◆ Written problem
Provide the records once more, identical to the original.

◆ Source data

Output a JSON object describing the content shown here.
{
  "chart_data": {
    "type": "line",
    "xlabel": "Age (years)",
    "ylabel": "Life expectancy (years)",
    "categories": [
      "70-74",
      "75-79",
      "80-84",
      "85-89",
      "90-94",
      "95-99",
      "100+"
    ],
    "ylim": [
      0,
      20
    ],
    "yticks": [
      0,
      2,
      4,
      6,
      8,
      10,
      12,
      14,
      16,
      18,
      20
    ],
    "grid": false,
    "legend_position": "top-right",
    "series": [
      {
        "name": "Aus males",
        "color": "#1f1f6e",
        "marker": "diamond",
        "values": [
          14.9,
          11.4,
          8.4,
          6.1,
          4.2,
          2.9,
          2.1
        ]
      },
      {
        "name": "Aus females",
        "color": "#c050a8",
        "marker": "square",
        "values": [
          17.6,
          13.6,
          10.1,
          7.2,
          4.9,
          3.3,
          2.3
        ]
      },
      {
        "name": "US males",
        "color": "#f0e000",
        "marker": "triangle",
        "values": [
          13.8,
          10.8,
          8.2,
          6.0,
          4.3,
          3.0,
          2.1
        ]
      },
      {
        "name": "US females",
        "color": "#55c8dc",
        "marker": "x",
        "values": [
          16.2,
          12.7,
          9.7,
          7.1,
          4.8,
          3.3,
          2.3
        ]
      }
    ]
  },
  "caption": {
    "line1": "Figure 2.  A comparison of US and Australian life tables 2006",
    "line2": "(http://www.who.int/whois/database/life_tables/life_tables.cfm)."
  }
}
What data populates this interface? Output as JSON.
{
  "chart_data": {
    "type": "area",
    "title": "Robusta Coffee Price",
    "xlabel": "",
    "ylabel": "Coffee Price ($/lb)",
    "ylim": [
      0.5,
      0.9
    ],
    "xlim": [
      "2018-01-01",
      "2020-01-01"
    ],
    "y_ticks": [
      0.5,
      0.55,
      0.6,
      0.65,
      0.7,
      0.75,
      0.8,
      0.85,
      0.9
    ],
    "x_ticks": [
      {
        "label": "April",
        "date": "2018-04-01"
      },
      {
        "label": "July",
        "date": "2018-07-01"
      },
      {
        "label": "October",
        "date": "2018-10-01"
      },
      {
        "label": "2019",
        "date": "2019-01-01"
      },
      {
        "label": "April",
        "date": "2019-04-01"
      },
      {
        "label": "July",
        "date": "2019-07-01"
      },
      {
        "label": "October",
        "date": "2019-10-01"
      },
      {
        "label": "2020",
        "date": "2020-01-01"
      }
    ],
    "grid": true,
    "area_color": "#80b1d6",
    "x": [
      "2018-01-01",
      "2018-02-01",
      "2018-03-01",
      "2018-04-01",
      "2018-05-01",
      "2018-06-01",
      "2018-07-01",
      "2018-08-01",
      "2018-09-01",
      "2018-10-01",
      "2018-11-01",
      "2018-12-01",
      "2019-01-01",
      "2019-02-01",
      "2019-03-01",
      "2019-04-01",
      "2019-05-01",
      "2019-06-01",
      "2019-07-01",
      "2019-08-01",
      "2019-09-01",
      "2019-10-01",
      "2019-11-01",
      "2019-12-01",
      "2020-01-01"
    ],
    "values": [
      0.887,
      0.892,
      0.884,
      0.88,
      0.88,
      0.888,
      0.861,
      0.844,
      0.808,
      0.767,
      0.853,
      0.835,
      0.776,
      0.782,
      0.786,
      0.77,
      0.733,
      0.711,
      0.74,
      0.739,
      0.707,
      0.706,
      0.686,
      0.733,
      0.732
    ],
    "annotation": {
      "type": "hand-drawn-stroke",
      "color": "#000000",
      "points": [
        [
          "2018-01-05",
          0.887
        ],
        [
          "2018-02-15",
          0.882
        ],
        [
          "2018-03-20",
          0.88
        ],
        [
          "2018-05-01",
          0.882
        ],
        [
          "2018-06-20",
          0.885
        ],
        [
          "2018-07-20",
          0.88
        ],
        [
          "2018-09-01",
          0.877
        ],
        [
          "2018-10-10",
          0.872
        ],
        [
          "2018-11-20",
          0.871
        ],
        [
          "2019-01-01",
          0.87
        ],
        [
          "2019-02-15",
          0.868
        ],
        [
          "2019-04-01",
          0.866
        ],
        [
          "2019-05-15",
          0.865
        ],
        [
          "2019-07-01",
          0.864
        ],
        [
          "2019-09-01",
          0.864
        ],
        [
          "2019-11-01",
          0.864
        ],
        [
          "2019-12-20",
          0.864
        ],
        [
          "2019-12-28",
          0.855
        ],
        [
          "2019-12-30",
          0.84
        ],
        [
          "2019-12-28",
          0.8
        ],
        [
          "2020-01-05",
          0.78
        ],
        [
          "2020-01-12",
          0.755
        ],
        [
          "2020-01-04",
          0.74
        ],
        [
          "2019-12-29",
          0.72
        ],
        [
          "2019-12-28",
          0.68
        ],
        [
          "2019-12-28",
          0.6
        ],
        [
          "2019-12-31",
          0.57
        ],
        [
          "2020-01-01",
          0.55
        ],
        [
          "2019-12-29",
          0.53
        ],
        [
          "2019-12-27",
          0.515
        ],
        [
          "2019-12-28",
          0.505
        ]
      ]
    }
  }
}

◆ Task result
Output a JSON object describing the content shown here.
{
  "chart_data": {
    "type": "line",
    "xlabel": "Age (years)",
    "ylabel": "Life expectancy (years)",
    "categories": [
      "70-74",
      "75-79",
      "80-84",
      "85-89",
      "90-94",
      "95-99",
      "100+"
    ],
    "ylim": [
      0,
      20
    ],
    "yticks": [
      0,
      2,
      4,
      6,
      8,
      10,
      12,
      14,
      16,
      18,
      20
    ],
    "grid": false,
    "legend_position": "top-right",
    "series": [
      {
        "name": "Aus males",
        "color": "#1f1f6e",
        "marker": "diamond",
        "values": [
          14.9,
          11.4,
          8.4,
          6.1,
          4.2,
          2.9,
          2.1
        ]
      },
      {
        "name": "Aus females",
        "color": "#c050a8",
        "marker": "square",
        "values": [
          17.6,
          13.6,
          10.1,
          7.2,
          4.9,
          3.3,
          2.3
        ]
      },
      {
        "name": "US males",
        "color": "#f0e000",
        "marker": "triangle",
        "values": [
          13.8,
          10.8,
          8.2,
          6.0,
          4.3,
          3.0,
          2.1
        ]
      },
      {
        "name": "US females",
        "color": "#55c8dc",
        "marker": "x",
        "values": [
          16.2,
          12.7,
          9.7,
          7.1,
          4.8,
          3.3,
          2.3
        ]
      }
    ]
  },
  "caption": {
    "line1": "Figure 2.  A comparison of US and Australian life tables 2006",
    "line2": "(http://www.who.int/whois/database/life_tables/life_tables.cfm)."
  }
}
What data populates this interface? Output as JSON.
{
  "chart_data": {
    "type": "area",
    "title": "Robusta Coffee Price",
    "xlabel": "",
    "ylabel": "Coffee Price ($/lb)",
    "ylim": [
      0.5,
      0.9
    ],
    "xlim": [
      "2018-01-01",
      "2020-01-01"
    ],
    "y_ticks": [
      0.5,
      0.55,
      0.6,
      0.65,
      0.7,
      0.75,
      0.8,
      0.85,
      0.9
    ],
    "x_ticks": [
      {
        "label": "April",
        "date": "2018-04-01"
      },
      {
        "label": "July",
        "date": "2018-07-01"
      },
      {
        "label": "October",
        "date": "2018-10-01"
      },
      {
        "label": "2019",
        "date": "2019-01-01"
      },
      {
        "label": "April",
        "date": "2019-04-01"
      },
      {
        "label": "July",
        "date": "2019-07-01"
      },
      {
        "label": "October",
        "date": "2019-10-01"
      },
      {
        "label": "2020",
        "date": "2020-01-01"
      }
    ],
    "grid": true,
    "area_color": "#80b1d6",
    "x": [
      "2018-01-01",
      "2018-02-01",
      "2018-03-01",
      "2018-04-01",
      "2018-05-01",
      "2018-06-01",
      "2018-07-01",
      "2018-08-01",
      "2018-09-01",
      "2018-10-01",
      "2018-11-01",
      "2018-12-01",
      "2019-01-01",
      "2019-02-01",
      "2019-03-01",
      "2019-04-01",
      "2019-05-01",
      "2019-06-01",
      "2019-07-01",
      "2019-08-01",
      "2019-09-01",
      "2019-10-01",
      "2019-11-01",
      "2019-12-01",
      "2020-01-01"
    ],
    "values": [
      0.887,
      0.892,
      0.884,
      0.88,
      0.88,
      0.888,
      0.861,
      0.844,
      0.808,
      0.767,
      0.853,
      0.835,
      0.776,
      0.782,
      0.786,
      0.77,
      0.733,
      0.711,
      0.74,
      0.739,
      0.707,
      0.706,
      0.686,
      0.733,
      0.732
    ],
    "annotation": {
      "type": "hand-drawn-stroke",
      "color": "#000000",
      "points": [
        [
          "2018-01-05",
          0.887
        ],
        [
          "2018-02-15",
          0.882
        ],
        [
          "2018-03-20",
          0.88
        ],
        [
          "2018-05-01",
          0.882
        ],
        [
          "2018-06-20",
          0.885
        ],
        [
          "2018-07-20",
          0.88
        ],
        [
          "2018-09-01",
          0.877
        ],
        [
          "2018-10-10",
          0.872
        ],
        [
          "2018-11-20",
          0.871
        ],
        [
          "2019-01-01",
          0.87
        ],
        [
          "2019-02-15",
          0.868
        ],
        [
          "2019-04-01",
          0.866
        ],
        [
          "2019-05-15",
          0.865
        ],
        [
          "2019-07-01",
          0.864
        ],
        [
          "2019-09-01",
          0.864
        ],
        [
          "2019-11-01",
          0.864
        ],
        [
          "2019-12-20",
          0.864
        ],
        [
          "2019-12-28",
          0.855
        ],
        [
          "2019-12-30",
          0.84
        ],
        [
          "2019-12-28",
          0.8
        ],
        [
          "2020-01-05",
          0.78
        ],
        [
          "2020-01-12",
          0.755
        ],
        [
          "2020-01-04",
          0.74
        ],
        [
          "2019-12-29",
          0.72
        ],
        [
          "2019-12-28",
          0.68
        ],
        [
          "2019-12-28",
          0.6
        ],
        [
          "2019-12-31",
          0.57
        ],
        [
          "2020-01-01",
          0.55
        ],
        [
          "2019-12-29",
          0.53
        ],
        [
          "2019-12-27",
          0.515
        ],
        [
          "2019-12-28",
          0.505
        ]
      ]
    }
  }
}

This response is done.